§ **REQUEST**
Pick out each line below containing "JSON".
--- start of INPUT MATERIAL ---
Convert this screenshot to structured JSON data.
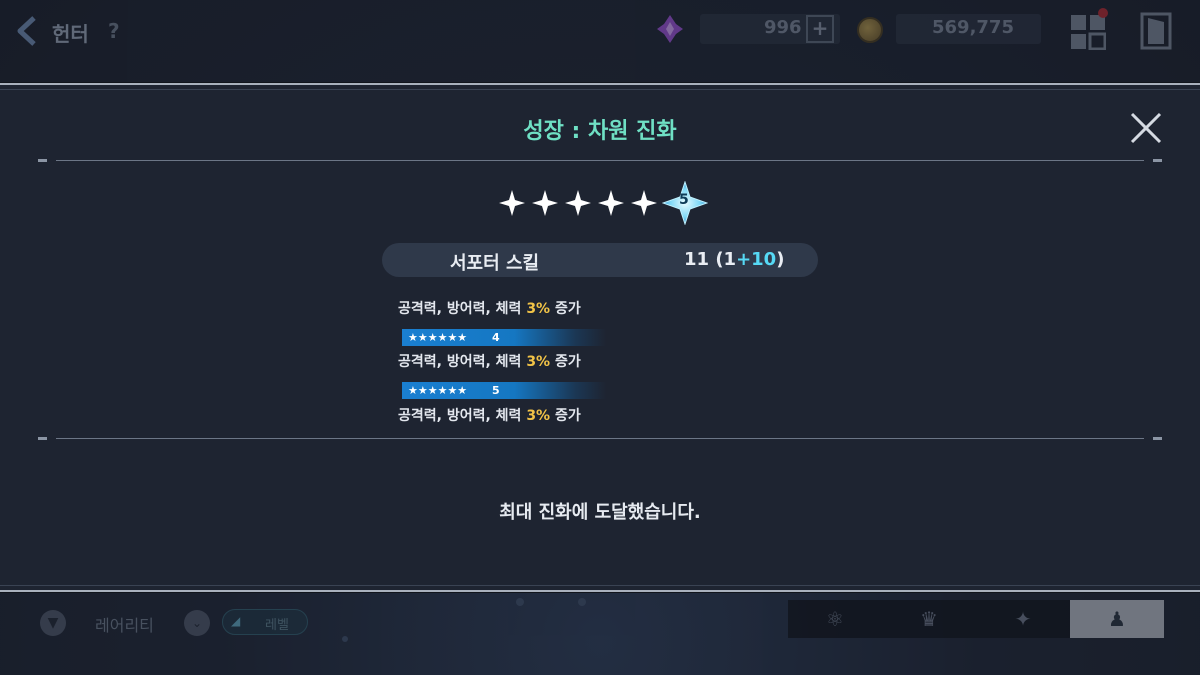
{
  "topbar": {
    "title": "헌터",
    "help": "?",
    "gems": "996",
    "plus": "+",
    "gold": "569,775"
  },
  "bottombar": {
    "rarity_label": "레어리티",
    "level_label": "레벨"
  },
  "modal": {
    "title": "성장 : 차원 진화",
    "star_count": 5,
    "evolution_badge": "5",
    "skill": {
      "name": "서포터 스킬",
      "level_base": "11 (1",
      "level_bonus": "+10",
      "level_close": ")"
    },
    "effects": [
      {
        "prefix": "공격력, 방어력, 체력 ",
        "percent": "3%",
        "suffix": " 증가"
      },
      {
        "prefix": "공격력, 방어력, 체력 ",
        "percent": "3%",
        "suffix": " 증가"
      },
      {
        "prefix": "공격력, 방어력, 체력 ",
        "percent": "3%",
        "suffix": " 증가"
      }
    ],
    "tiers": [
      {
        "stars": "★★★★★★",
        "num": "4"
      },
      {
        "stars": "★★★★★★",
        "num": "5"
      }
    ],
    "max_message": "최대 진화에 도달했습니다."
  },
  "colors": {
    "title_accent": "#6fe0c4",
    "bonus_accent": "#56d9f5",
    "percent_accent": "#f1c347",
    "tier_bar": "#1a7fd1"
  }
}
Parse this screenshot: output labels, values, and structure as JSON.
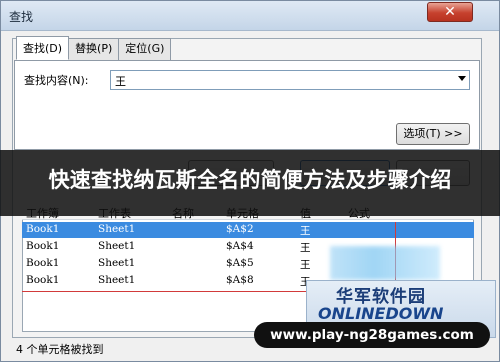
{
  "window": {
    "title": "查找",
    "close_glyph": "✕"
  },
  "tabs": [
    {
      "label": "查找(D)"
    },
    {
      "label": "替换(P)"
    },
    {
      "label": "定位(G)"
    }
  ],
  "find": {
    "label": "查找内容(N):",
    "value": "王"
  },
  "buttons": {
    "options": "选项(T) >>"
  },
  "overlay": {
    "headline": "快速查找纳瓦斯全名的简便方法及步骤介绍"
  },
  "results": {
    "columns": [
      "工作簿",
      "工作表",
      "名称",
      "单元格",
      "值",
      "公式"
    ],
    "rows": [
      {
        "book": "Book1",
        "sheet": "Sheet1",
        "cell": "$A$2",
        "value": "王"
      },
      {
        "book": "Book1",
        "sheet": "Sheet1",
        "cell": "$A$4",
        "value": "王"
      },
      {
        "book": "Book1",
        "sheet": "Sheet1",
        "cell": "$A$5",
        "value": "王"
      },
      {
        "book": "Book1",
        "sheet": "Sheet1",
        "cell": "$A$8",
        "value": "王"
      }
    ]
  },
  "status": {
    "text": "4 个单元格被找到"
  },
  "watermark": {
    "cn": "华军软件园",
    "en": "ONLINEDOWN"
  },
  "url": {
    "text": "www.play-ng28games.com"
  }
}
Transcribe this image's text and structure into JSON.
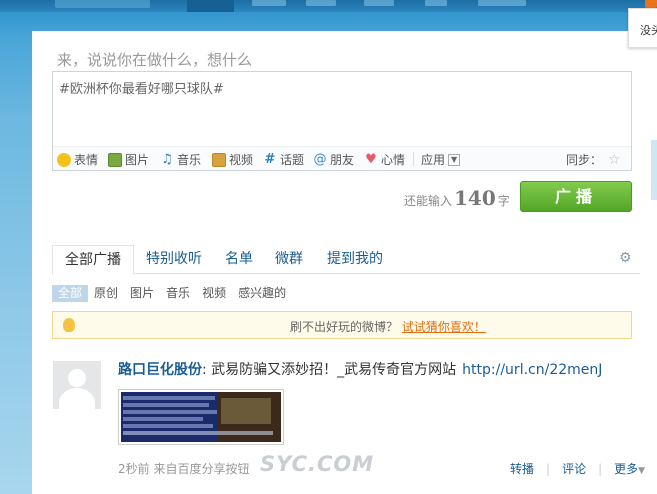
--- end of INPUT MATERIAL ---
§ **ANSWER TO THE TASK**
Convert this screenshot to structured JSON data.
Parse this screenshot: output labels, values, and structure as JSON.
Transcribe this image's text and structure into JSON.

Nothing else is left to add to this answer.